**Instrução 1**. No texto sobre García Márquez, até que idade ele morou na casa dos avós?
**Instrução 2**. Escreva a continuação do texto sobre García Márquez, começando logo após a última frase.
**** Fonte ****
Até hoje Gabriel García Márquez tem medo do escuro. Quando era menino, diz, era à noite que os dramáticos presságios de sua avó se concretizavam. "Muitas vezes pressenti, em minhas insônias do mundo inteiro, que eu também arrasto a condenação daquela casa mítica num mundo feliz onde morríamos todas as noites."

A casa a que García Márquez, 75, se refere é aquela na qual passou sua infância, com os avós e um monte de tias. Uma casa sempre cheia de mulheres religiosas e de homens contadores de histórias de guerra. Onde "cada santo tinha um quarto e cada quarto tinha um morto". Gabo viveu ali até os oito anos. Desse período, diz ter tirado inspiração para quase toda sua ficção. "Não consigo imaginar um meio familiar mais propício para a minha vocação que aquela casa lunática."

Quando "Viver para Contar", primeiro volume da biografia do escritor colombiano, tem início, Gabo tem então 22 anos e acaba de ser convocado pela mãe para viajar com ela até Aracataca, sua cidade natal, no norte da Colômbia, para ajudá-la a vender "a casa". Ao pôr de novo os pés no povoado "transfigurado por aquele pó invisível e ardente que enganava a vista", Gabo é invadido por uma nostalgia que, incrustada para sempre em sua personalidade, semearia quase toda a sua obra premiada com o Nobel em 1982.

Lançado nos países de língua hispânica em outubro de 2002, "Viver para Contar" alcançou a marca de 1,5 milhão de cópias vendidas e chega agora ao Brasil.
**** Dados brutos ****
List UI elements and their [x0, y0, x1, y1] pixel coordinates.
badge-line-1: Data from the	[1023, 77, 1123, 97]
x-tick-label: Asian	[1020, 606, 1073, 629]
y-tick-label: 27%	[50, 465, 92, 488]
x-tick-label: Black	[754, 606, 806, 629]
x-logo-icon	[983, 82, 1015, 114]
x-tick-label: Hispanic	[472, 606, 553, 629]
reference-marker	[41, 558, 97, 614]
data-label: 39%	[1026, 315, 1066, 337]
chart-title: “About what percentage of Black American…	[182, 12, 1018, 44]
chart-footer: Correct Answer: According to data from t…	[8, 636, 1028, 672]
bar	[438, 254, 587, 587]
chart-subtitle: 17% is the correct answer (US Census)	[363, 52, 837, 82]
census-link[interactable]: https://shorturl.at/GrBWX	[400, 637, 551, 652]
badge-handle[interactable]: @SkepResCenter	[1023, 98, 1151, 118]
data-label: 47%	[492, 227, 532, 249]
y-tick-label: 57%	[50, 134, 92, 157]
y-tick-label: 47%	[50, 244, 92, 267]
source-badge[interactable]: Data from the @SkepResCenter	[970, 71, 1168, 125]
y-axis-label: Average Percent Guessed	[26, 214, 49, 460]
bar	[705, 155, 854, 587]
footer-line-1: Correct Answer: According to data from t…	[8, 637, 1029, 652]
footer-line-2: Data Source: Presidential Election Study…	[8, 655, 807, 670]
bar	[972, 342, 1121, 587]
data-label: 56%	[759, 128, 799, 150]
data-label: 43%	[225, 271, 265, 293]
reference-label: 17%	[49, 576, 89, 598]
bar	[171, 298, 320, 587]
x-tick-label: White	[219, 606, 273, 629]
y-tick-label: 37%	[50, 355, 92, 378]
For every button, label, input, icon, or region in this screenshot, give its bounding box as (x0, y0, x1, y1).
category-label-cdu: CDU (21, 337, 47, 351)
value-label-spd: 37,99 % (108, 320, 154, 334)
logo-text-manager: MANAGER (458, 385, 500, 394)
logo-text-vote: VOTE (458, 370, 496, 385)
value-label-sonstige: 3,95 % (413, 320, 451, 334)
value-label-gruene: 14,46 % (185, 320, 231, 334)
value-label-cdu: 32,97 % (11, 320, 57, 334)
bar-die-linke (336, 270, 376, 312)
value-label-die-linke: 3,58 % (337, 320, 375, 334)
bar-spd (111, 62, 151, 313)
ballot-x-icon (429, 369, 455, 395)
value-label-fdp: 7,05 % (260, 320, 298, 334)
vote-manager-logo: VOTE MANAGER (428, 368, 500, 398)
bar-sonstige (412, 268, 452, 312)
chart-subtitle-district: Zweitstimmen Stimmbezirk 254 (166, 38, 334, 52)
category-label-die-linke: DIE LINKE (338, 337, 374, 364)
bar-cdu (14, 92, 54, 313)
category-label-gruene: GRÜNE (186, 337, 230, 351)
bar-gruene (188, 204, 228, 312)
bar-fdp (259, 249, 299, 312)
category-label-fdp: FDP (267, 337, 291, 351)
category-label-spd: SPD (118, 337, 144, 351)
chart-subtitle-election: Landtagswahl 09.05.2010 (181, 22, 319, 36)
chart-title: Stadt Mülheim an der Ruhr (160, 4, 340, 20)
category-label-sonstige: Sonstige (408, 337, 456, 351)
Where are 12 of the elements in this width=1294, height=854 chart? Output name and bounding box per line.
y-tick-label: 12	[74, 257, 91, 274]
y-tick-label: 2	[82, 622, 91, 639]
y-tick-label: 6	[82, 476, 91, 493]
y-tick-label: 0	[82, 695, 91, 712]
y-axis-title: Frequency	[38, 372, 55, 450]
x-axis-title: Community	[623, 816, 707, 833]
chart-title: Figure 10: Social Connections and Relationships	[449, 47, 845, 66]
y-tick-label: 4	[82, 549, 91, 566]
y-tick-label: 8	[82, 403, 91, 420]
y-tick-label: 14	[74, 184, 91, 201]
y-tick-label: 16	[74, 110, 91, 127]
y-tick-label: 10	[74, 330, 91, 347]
****
**** Dados brutos ****
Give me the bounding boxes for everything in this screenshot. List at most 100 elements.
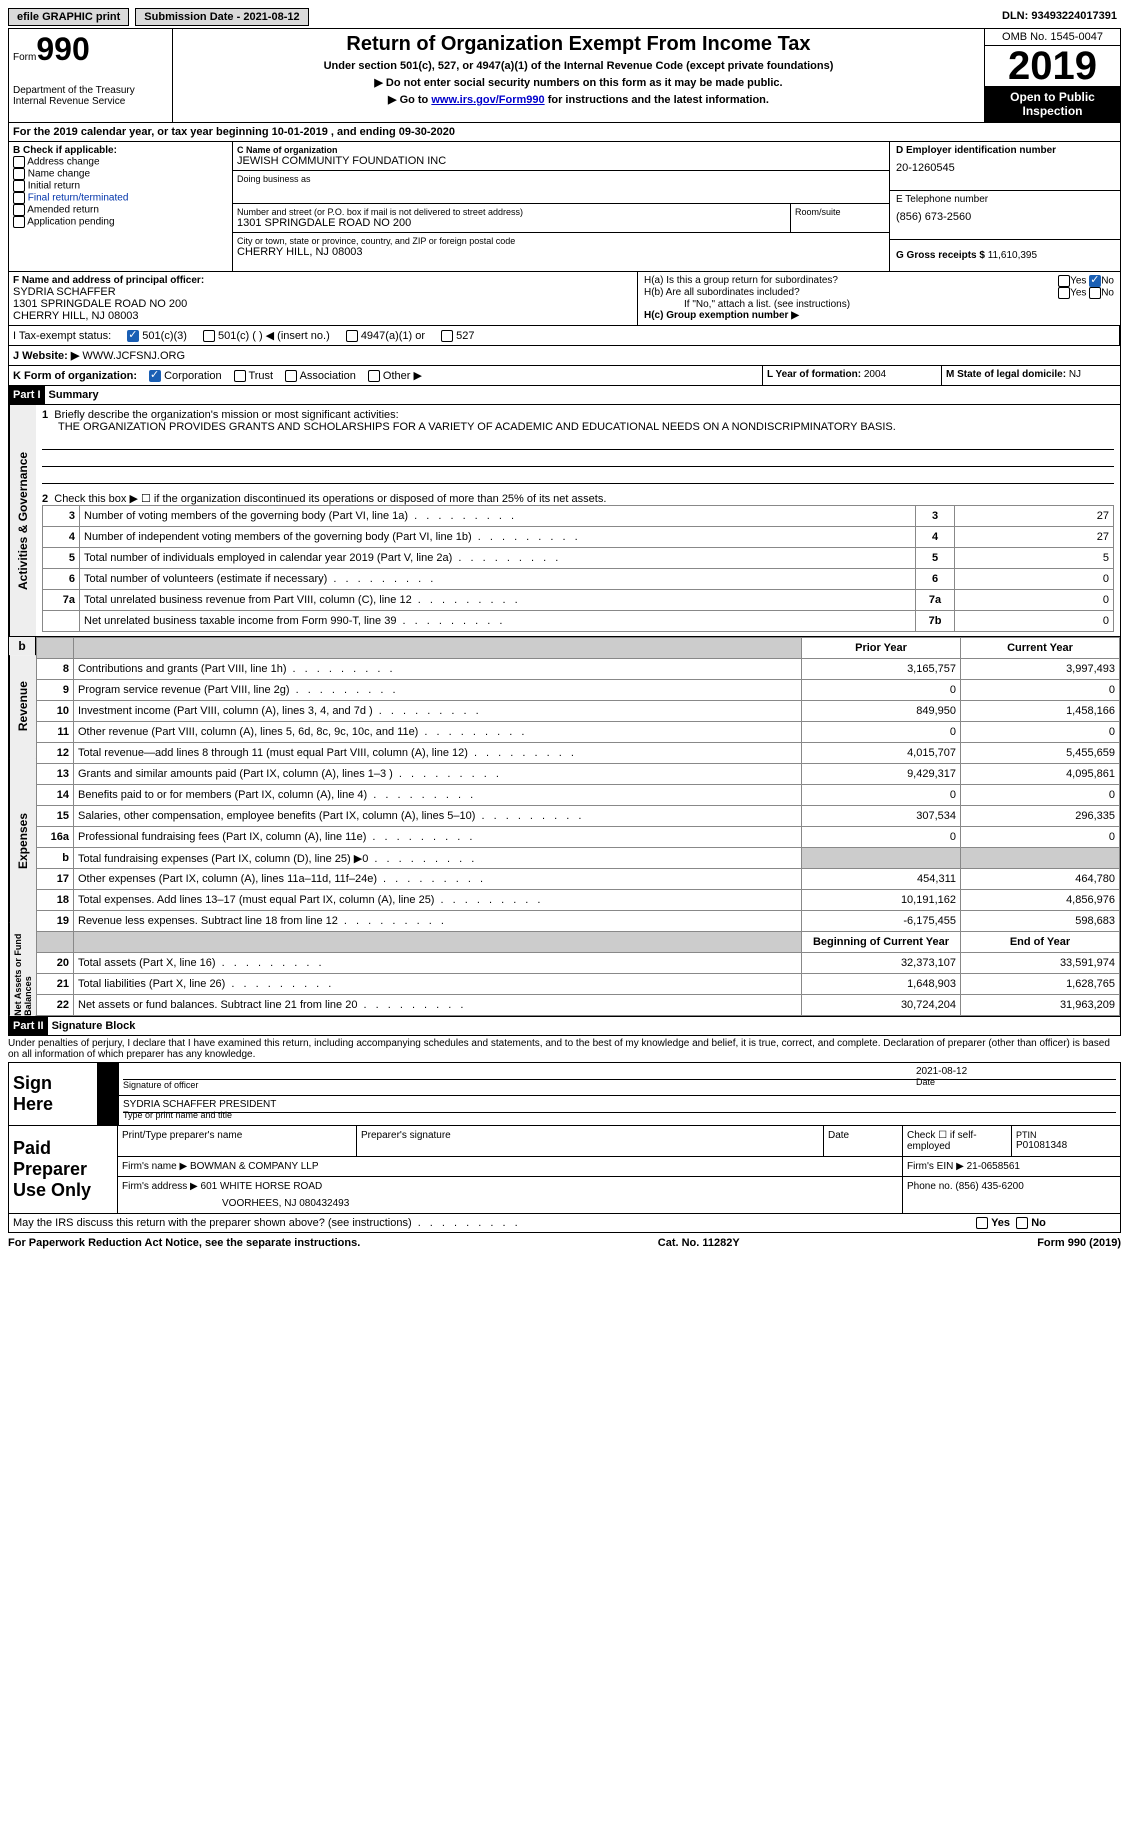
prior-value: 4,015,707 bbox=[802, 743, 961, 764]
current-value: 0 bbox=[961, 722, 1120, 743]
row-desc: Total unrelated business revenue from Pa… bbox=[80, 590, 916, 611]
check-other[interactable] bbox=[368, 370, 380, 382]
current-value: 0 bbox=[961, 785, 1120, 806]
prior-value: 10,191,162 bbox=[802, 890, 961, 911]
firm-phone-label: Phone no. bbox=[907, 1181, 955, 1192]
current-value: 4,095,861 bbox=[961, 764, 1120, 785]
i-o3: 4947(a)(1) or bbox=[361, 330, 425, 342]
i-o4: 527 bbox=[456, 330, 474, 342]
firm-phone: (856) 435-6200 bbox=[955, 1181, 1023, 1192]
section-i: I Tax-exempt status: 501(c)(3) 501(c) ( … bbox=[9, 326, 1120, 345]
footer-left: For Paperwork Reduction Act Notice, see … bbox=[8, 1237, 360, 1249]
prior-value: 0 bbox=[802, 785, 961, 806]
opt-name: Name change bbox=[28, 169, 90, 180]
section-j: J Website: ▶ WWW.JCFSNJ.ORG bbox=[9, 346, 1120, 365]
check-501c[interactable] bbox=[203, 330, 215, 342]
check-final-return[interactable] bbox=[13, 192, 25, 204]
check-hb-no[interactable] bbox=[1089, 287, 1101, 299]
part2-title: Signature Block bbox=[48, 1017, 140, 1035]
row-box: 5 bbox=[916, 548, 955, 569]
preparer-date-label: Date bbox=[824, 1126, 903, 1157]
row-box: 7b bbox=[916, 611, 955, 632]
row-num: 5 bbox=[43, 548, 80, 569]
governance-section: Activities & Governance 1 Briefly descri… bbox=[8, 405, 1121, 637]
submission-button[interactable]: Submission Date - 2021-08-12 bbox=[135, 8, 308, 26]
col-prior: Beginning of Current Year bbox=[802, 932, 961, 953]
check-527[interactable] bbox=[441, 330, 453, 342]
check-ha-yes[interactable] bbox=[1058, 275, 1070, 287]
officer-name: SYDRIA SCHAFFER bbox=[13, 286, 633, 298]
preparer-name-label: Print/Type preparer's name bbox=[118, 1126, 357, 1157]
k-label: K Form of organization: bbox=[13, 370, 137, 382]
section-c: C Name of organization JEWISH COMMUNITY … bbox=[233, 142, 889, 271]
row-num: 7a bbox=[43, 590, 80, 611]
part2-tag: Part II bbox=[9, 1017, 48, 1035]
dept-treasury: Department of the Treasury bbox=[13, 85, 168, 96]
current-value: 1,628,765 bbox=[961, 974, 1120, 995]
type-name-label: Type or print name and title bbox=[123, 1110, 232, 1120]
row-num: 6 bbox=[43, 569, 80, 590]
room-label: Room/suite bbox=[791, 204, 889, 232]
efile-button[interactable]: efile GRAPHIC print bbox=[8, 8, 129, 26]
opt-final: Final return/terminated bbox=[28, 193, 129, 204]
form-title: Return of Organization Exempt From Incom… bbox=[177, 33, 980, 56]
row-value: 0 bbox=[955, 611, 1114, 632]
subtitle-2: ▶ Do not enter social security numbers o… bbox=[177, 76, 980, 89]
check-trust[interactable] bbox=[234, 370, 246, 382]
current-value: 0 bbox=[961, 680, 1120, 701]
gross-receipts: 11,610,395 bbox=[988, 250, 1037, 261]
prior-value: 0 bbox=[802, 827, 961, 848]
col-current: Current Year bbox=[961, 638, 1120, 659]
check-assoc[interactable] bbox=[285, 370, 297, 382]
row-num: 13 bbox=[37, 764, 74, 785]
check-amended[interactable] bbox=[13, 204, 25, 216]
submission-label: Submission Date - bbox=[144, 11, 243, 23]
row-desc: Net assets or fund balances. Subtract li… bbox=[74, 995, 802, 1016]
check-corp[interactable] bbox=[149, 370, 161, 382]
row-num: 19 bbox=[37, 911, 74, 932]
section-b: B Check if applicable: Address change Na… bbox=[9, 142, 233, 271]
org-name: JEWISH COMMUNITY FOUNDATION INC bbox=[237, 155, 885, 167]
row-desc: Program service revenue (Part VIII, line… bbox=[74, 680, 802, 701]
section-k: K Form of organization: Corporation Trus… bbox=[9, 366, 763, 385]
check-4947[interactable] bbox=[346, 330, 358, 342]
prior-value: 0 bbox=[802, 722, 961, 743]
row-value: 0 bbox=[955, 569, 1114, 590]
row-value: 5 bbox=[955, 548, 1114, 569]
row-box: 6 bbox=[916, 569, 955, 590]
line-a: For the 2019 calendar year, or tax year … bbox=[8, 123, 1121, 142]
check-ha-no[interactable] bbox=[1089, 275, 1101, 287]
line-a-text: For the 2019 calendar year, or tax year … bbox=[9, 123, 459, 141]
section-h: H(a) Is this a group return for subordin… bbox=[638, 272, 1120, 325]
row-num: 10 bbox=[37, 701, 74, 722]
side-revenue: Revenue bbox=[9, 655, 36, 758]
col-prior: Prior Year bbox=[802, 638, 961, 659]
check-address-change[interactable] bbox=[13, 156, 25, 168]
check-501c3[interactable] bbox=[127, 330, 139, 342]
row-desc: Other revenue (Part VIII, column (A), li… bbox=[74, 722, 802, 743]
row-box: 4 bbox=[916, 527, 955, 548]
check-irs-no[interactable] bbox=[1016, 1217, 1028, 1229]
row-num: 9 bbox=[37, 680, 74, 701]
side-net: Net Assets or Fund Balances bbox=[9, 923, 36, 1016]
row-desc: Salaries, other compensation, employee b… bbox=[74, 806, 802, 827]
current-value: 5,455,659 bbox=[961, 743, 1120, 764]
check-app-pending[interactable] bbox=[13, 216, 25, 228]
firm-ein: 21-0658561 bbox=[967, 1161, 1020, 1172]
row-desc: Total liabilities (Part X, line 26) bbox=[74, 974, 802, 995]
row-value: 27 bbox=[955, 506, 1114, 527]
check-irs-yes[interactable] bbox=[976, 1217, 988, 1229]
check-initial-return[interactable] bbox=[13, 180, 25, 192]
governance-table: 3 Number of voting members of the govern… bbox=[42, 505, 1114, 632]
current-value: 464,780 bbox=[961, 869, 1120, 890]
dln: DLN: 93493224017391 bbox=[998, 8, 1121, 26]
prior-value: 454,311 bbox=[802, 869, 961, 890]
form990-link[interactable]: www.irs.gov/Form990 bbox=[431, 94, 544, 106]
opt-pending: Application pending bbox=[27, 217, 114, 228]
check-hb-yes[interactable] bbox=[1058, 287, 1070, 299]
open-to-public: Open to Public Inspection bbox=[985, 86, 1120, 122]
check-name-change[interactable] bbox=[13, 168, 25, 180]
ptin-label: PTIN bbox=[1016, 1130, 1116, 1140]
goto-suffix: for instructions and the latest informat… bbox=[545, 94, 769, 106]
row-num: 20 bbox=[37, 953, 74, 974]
****
**** Dados brutos ****
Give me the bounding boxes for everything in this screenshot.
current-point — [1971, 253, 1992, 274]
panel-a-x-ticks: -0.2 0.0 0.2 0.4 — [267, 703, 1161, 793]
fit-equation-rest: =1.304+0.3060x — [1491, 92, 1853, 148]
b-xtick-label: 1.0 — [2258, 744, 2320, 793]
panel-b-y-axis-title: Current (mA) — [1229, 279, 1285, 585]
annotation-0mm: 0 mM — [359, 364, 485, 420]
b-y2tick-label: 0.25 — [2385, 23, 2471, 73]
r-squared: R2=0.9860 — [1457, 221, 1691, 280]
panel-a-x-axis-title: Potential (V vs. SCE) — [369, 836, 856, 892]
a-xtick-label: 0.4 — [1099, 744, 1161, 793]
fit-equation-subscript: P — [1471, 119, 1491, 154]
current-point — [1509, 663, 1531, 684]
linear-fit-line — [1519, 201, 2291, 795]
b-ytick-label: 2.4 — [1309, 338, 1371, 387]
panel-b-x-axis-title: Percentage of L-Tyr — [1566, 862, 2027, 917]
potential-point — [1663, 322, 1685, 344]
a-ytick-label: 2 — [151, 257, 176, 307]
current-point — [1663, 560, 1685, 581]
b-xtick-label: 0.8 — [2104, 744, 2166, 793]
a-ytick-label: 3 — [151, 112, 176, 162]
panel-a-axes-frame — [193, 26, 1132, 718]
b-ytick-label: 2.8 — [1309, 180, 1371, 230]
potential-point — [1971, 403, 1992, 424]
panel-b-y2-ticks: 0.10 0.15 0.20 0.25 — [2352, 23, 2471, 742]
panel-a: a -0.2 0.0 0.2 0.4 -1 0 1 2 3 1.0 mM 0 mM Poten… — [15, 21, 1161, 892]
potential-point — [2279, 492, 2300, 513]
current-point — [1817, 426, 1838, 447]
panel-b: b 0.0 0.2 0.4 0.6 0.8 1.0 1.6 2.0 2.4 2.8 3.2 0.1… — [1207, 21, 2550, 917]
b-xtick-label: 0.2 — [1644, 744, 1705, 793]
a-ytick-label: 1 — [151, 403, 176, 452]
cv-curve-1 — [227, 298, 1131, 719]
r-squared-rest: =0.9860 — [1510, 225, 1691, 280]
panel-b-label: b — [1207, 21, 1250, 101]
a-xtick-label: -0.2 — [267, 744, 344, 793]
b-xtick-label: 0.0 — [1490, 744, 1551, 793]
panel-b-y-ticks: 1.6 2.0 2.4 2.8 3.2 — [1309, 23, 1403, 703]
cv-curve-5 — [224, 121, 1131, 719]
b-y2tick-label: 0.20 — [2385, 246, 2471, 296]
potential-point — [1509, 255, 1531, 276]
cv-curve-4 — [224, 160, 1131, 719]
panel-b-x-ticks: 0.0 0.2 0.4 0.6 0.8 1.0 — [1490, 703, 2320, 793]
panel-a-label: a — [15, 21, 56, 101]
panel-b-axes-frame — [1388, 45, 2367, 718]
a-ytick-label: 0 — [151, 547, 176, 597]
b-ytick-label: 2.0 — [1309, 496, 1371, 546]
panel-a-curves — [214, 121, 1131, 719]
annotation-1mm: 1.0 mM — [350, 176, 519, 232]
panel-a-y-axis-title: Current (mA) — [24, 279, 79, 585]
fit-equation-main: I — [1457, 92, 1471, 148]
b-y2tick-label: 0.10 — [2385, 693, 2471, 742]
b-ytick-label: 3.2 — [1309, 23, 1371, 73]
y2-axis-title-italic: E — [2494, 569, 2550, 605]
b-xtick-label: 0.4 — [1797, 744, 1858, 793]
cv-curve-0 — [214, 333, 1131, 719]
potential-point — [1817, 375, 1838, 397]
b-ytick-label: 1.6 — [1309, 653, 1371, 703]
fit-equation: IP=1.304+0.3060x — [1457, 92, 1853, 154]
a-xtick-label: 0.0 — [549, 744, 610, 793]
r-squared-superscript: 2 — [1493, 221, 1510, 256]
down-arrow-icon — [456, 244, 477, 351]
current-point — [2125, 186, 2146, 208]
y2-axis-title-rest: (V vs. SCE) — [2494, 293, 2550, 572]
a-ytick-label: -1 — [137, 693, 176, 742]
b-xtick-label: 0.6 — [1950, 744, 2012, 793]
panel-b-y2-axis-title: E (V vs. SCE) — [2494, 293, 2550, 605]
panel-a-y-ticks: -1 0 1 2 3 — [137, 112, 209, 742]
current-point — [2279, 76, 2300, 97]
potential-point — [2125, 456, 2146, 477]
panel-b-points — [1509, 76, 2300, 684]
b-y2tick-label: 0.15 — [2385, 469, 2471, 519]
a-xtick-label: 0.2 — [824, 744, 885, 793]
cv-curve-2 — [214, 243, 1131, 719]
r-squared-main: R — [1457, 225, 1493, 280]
****
**Resposta 1**. Ele morou na casa dos avós até os oito anos.

**Resposta 2**.
Ao comentá-lo para o diário espanhol "El País", o argentino Tomás Eloy Martinez disse: "As memórias de Gabo são tão fulgurantes quanto suas novelas, mas têm a vantagem de que voltam a contá-las desde o lado da realidade".

É possível identificar no relato a origem de inúmeras passagens de seus livros. Como por exemplo a história de amor de seus pais, repleta de obstruções e dificuldades, que inspirou "O Amor nos Tempos do Cólera" (1985), ou ainda muitas das descrições da casa de Aracataca e de seus habitantes, que surgem transfiguradas em "Cem Anos de Solidão" (1967).

Se por um lado a biografia nos ajuda a entender como Gabo criou seu estilo narrativo único, por outro é desconcertante descobrir que a mágica que envolve seus personagens é não menos que pura realidade, ainda que traduzida por um olhar especial.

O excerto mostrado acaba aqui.